GIVEN TASK. Reproduce the data exactly and drop any pictures it holds.

— START —

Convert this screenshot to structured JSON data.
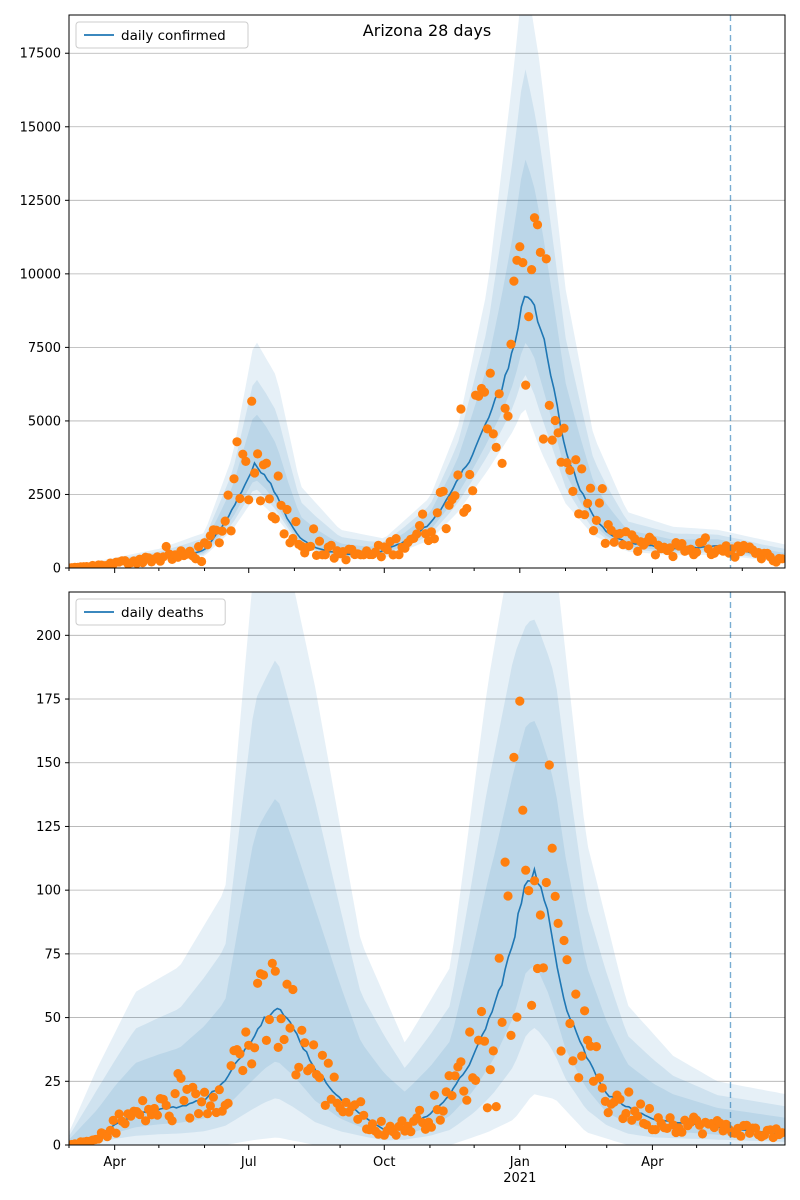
{
  "colors": {
    "model_line": "#1f77b4",
    "observed_points": "#ff7f0e",
    "band_fill": "#1f77b4",
    "grid": "#b0b0b0",
    "forecast_line": "#1f77b4"
  },
  "chart_data": [
    {
      "type": "line",
      "title": "Arizona 28 days",
      "legend": {
        "placement": "top-left",
        "entries": [
          "daily confirmed"
        ]
      },
      "grid": "horizontal",
      "ylim": [
        0,
        18800
      ],
      "yticks": [
        0,
        2500,
        5000,
        7500,
        10000,
        12500,
        15000,
        17500
      ],
      "xlim": [
        "2020-03-01",
        "2021-06-30"
      ],
      "forecast_start": "2021-05-24",
      "series": [
        {
          "name": "daily confirmed",
          "kind": "model",
          "x": [
            "2020-03-01",
            "2020-03-15",
            "2020-04-01",
            "2020-04-15",
            "2020-05-01",
            "2020-05-15",
            "2020-06-01",
            "2020-06-10",
            "2020-06-20",
            "2020-06-28",
            "2020-07-05",
            "2020-07-12",
            "2020-07-20",
            "2020-07-28",
            "2020-08-05",
            "2020-08-15",
            "2020-08-25",
            "2020-09-05",
            "2020-09-20",
            "2020-10-01",
            "2020-10-15",
            "2020-11-01",
            "2020-11-15",
            "2020-12-01",
            "2020-12-10",
            "2020-12-20",
            "2020-12-28",
            "2021-01-04",
            "2021-01-10",
            "2021-01-18",
            "2021-01-25",
            "2021-02-01",
            "2021-02-10",
            "2021-02-20",
            "2021-03-01",
            "2021-03-15",
            "2021-04-01",
            "2021-04-15",
            "2021-05-01",
            "2021-05-15",
            "2021-06-01",
            "2021-06-15",
            "2021-06-30"
          ],
          "y": [
            0,
            50,
            150,
            250,
            350,
            400,
            600,
            1200,
            2000,
            2800,
            3500,
            3200,
            2500,
            1600,
            1000,
            700,
            550,
            480,
            450,
            600,
            900,
            1500,
            2500,
            4000,
            5000,
            6200,
            7500,
            9300,
            9200,
            7500,
            5800,
            4000,
            2800,
            1800,
            1200,
            850,
            750,
            650,
            700,
            750,
            600,
            400,
            300
          ]
        }
      ],
      "bands": [
        {
          "x": [
            "2020-03-01",
            "2020-04-01",
            "2020-05-01",
            "2020-06-01",
            "2020-06-20",
            "2020-07-05",
            "2020-07-20",
            "2020-08-05",
            "2020-09-01",
            "2020-10-01",
            "2020-11-01",
            "2020-11-20",
            "2020-12-10",
            "2020-12-28",
            "2021-01-04",
            "2021-01-15",
            "2021-02-01",
            "2021-02-20",
            "2021-03-15",
            "2021-04-15",
            "2021-05-15",
            "2021-06-30"
          ],
          "low": [
            0,
            80,
            250,
            400,
            1300,
            2400,
            1700,
            700,
            320,
            330,
            950,
            1900,
            3300,
            4700,
            5500,
            4000,
            2200,
            1100,
            560,
            430,
            450,
            200
          ],
          "high": [
            40,
            350,
            650,
            1200,
            3800,
            7800,
            6500,
            2800,
            1300,
            1000,
            2400,
            4800,
            9500,
            17000,
            20500,
            17000,
            9500,
            4500,
            1900,
            1400,
            1300,
            800
          ]
        }
      ]
    },
    {
      "type": "line",
      "title": "",
      "legend": {
        "placement": "top-left",
        "entries": [
          "daily deaths"
        ]
      },
      "grid": "horizontal",
      "ylim": [
        0,
        217
      ],
      "yticks": [
        0,
        25,
        50,
        75,
        100,
        125,
        150,
        175,
        200
      ],
      "xlim": [
        "2020-03-01",
        "2021-06-30"
      ],
      "xticks": [
        "Apr",
        "Jul",
        "Oct",
        "Jan",
        "Apr"
      ],
      "xtick_subtitle": "2021",
      "forecast_start": "2021-05-24",
      "series": [
        {
          "name": "daily deaths",
          "kind": "model",
          "x": [
            "2020-03-01",
            "2020-03-20",
            "2020-04-01",
            "2020-04-15",
            "2020-05-01",
            "2020-05-15",
            "2020-06-01",
            "2020-06-15",
            "2020-07-01",
            "2020-07-12",
            "2020-07-20",
            "2020-08-01",
            "2020-08-15",
            "2020-09-01",
            "2020-09-20",
            "2020-10-01",
            "2020-10-15",
            "2020-11-01",
            "2020-11-15",
            "2020-12-01",
            "2020-12-15",
            "2020-12-28",
            "2021-01-05",
            "2021-01-12",
            "2021-01-20",
            "2021-02-01",
            "2021-02-15",
            "2021-03-01",
            "2021-03-15",
            "2021-04-01",
            "2021-04-15",
            "2021-05-01",
            "2021-05-15",
            "2021-06-01",
            "2021-06-15",
            "2021-06-30"
          ],
          "y": [
            0,
            2,
            8,
            12,
            14,
            15,
            18,
            25,
            40,
            50,
            55,
            45,
            30,
            18,
            10,
            6,
            7,
            12,
            20,
            35,
            55,
            80,
            105,
            107,
            90,
            55,
            35,
            20,
            15,
            10,
            9,
            8,
            7,
            6,
            5,
            4
          ]
        }
      ],
      "bands": [
        {
          "x": [
            "2020-03-01",
            "2020-03-20",
            "2020-04-15",
            "2020-05-15",
            "2020-06-15",
            "2020-07-05",
            "2020-07-20",
            "2020-08-15",
            "2020-09-15",
            "2020-10-15",
            "2020-11-15",
            "2020-12-10",
            "2020-12-28",
            "2021-01-10",
            "2021-01-25",
            "2021-02-15",
            "2021-03-15",
            "2021-04-15",
            "2021-05-15",
            "2021-06-30"
          ],
          "low": [
            0,
            0,
            0,
            0,
            0,
            2,
            3,
            0,
            0,
            0,
            0,
            5,
            10,
            20,
            18,
            5,
            0,
            0,
            0,
            0
          ],
          "high": [
            5,
            30,
            60,
            70,
            100,
            230,
            250,
            180,
            80,
            40,
            70,
            180,
            240,
            250,
            230,
            120,
            55,
            35,
            25,
            20
          ]
        }
      ]
    }
  ]
}
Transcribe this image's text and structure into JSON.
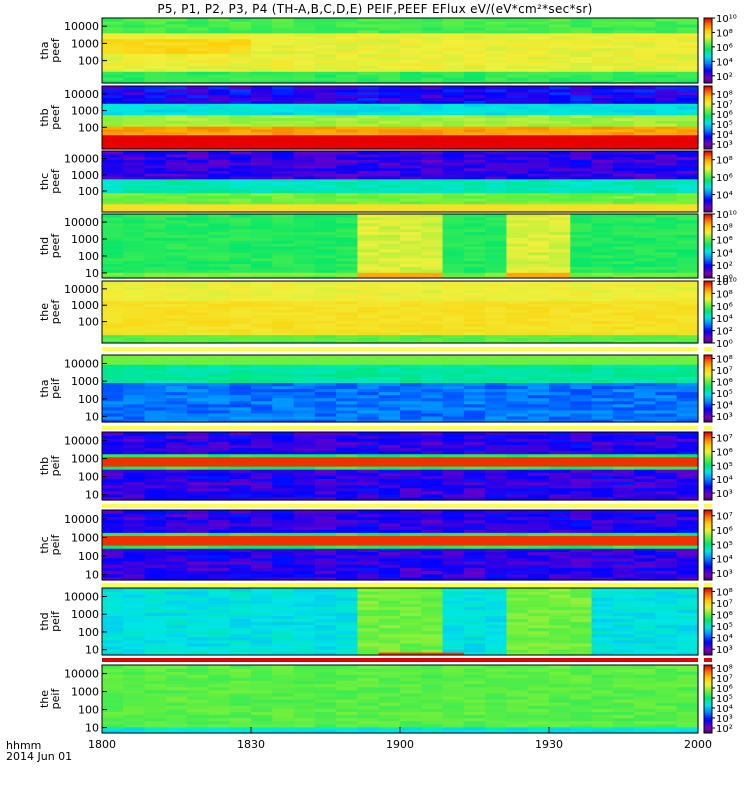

— END —

REPLY TO THE EXERCISE.
Convert this screenshot to structured JSON data.
{
  "colors": {
    "model_line": "#1f77b4",
    "observed_points": "#ff7f0e",
    "band_fill": "#1f77b4",
    "grid": "#b0b0b0",
    "forecast_line": "#1f77b4"
  },
  "chart_data": [
    {
      "type": "line",
      "title": "Arizona 28 days",
      "legend": {
        "placement": "top-left",
        "entries": [
          "daily confirmed"
        ]
      },
      "grid": "horizontal",
      "ylim": [
        0,
        18800
      ],
      "yticks": [
        0,
        2500,
        5000,
        7500,
        10000,
        12500,
        15000,
        17500
      ],
      "xlim": [
        "2020-03-01",
        "2021-06-30"
      ],
      "forecast_start": "2021-05-24",
      "series": [
        {
          "name": "daily confirmed",
          "kind": "model",
          "x": [
            "2020-03-01",
            "2020-03-15",
            "2020-04-01",
            "2020-04-15",
            "2020-05-01",
            "2020-05-15",
            "2020-06-01",
            "2020-06-10",
            "2020-06-20",
            "2020-06-28",
            "2020-07-05",
            "2020-07-12",
            "2020-07-20",
            "2020-07-28",
            "2020-08-05",
            "2020-08-15",
            "2020-08-25",
            "2020-09-05",
            "2020-09-20",
            "2020-10-01",
            "2020-10-15",
            "2020-11-01",
            "2020-11-15",
            "2020-12-01",
            "2020-12-10",
            "2020-12-20",
            "2020-12-28",
            "2021-01-04",
            "2021-01-10",
            "2021-01-18",
            "2021-01-25",
            "2021-02-01",
            "2021-02-10",
            "2021-02-20",
            "2021-03-01",
            "2021-03-15",
            "2021-04-01",
            "2021-04-15",
            "2021-05-01",
            "2021-05-15",
            "2021-06-01",
            "2021-06-15",
            "2021-06-30"
          ],
          "y": [
            0,
            50,
            150,
            250,
            350,
            400,
            600,
            1200,
            2000,
            2800,
            3500,
            3200,
            2500,
            1600,
            1000,
            700,
            550,
            480,
            450,
            600,
            900,
            1500,
            2500,
            4000,
            5000,
            6200,
            7500,
            9300,
            9200,
            7500,
            5800,
            4000,
            2800,
            1800,
            1200,
            850,
            750,
            650,
            700,
            750,
            600,
            400,
            300
          ]
        }
      ],
      "bands": [
        {
          "x": [
            "2020-03-01",
            "2020-04-01",
            "2020-05-01",
            "2020-06-01",
            "2020-06-20",
            "2020-07-05",
            "2020-07-20",
            "2020-08-05",
            "2020-09-01",
            "2020-10-01",
            "2020-11-01",
            "2020-11-20",
            "2020-12-10",
            "2020-12-28",
            "2021-01-04",
            "2021-01-15",
            "2021-02-01",
            "2021-02-20",
            "2021-03-15",
            "2021-04-15",
            "2021-05-15",
            "2021-06-30"
          ],
          "low": [
            0,
            80,
            250,
            400,
            1300,
            2400,
            1700,
            700,
            320,
            330,
            950,
            1900,
            3300,
            4700,
            5500,
            4000,
            2200,
            1100,
            560,
            430,
            450,
            200
          ],
          "high": [
            40,
            350,
            650,
            1200,
            3800,
            7800,
            6500,
            2800,
            1300,
            1000,
            2400,
            4800,
            9500,
            17000,
            20500,
            17000,
            9500,
            4500,
            1900,
            1400,
            1300,
            800
          ]
        }
      ]
    },
    {
      "type": "line",
      "title": "",
      "legend": {
        "placement": "top-left",
        "entries": [
          "daily deaths"
        ]
      },
      "grid": "horizontal",
      "ylim": [
        0,
        217
      ],
      "yticks": [
        0,
        25,
        50,
        75,
        100,
        125,
        150,
        175,
        200
      ],
      "xlim": [
        "2020-03-01",
        "2021-06-30"
      ],
      "xticks": [
        "Apr",
        "Jul",
        "Oct",
        "Jan",
        "Apr"
      ],
      "xtick_subtitle": "2021",
      "forecast_start": "2021-05-24",
      "series": [
        {
          "name": "daily deaths",
          "kind": "model",
          "x": [
            "2020-03-01",
            "2020-03-20",
            "2020-04-01",
            "2020-04-15",
            "2020-05-01",
            "2020-05-15",
            "2020-06-01",
            "2020-06-15",
            "2020-07-01",
            "2020-07-12",
            "2020-07-20",
            "2020-08-01",
            "2020-08-15",
            "2020-09-01",
            "2020-09-20",
            "2020-10-01",
            "2020-10-15",
            "2020-11-01",
            "2020-11-15",
            "2020-12-01",
            "2020-12-15",
            "2020-12-28",
            "2021-01-05",
            "2021-01-12",
            "2021-01-20",
            "2021-02-01",
            "2021-02-15",
            "2021-03-01",
            "2021-03-15",
            "2021-04-01",
            "2021-04-15",
            "2021-05-01",
            "2021-05-15",
            "2021-06-01",
            "2021-06-15",
            "2021-06-30"
          ],
          "y": [
            0,
            2,
            8,
            12,
            14,
            15,
            18,
            25,
            40,
            50,
            55,
            45,
            30,
            18,
            10,
            6,
            7,
            12,
            20,
            35,
            55,
            80,
            105,
            107,
            90,
            55,
            35,
            20,
            15,
            10,
            9,
            8,
            7,
            6,
            5,
            4
          ]
        }
      ],
      "bands": [
        {
          "x": [
            "2020-03-01",
            "2020-03-20",
            "2020-04-15",
            "2020-05-15",
            "2020-06-15",
            "2020-07-05",
            "2020-07-20",
            "2020-08-15",
            "2020-09-15",
            "2020-10-15",
            "2020-11-15",
            "2020-12-10",
            "2020-12-28",
            "2021-01-10",
            "2021-01-25",
            "2021-02-15",
            "2021-03-15",
            "2021-04-15",
            "2021-05-15",
            "2021-06-30"
          ],
          "low": [
            0,
            0,
            0,
            0,
            0,
            2,
            3,
            0,
            0,
            0,
            0,
            5,
            10,
            20,
            18,
            5,
            0,
            0,
            0,
            0
          ],
          "high": [
            5,
            30,
            60,
            70,
            100,
            230,
            250,
            180,
            80,
            40,
            70,
            180,
            240,
            250,
            230,
            120,
            55,
            35,
            25,
            20
          ]
        }
      ]
    }
  ]
}
Transcribe this image's text and structure into JSON.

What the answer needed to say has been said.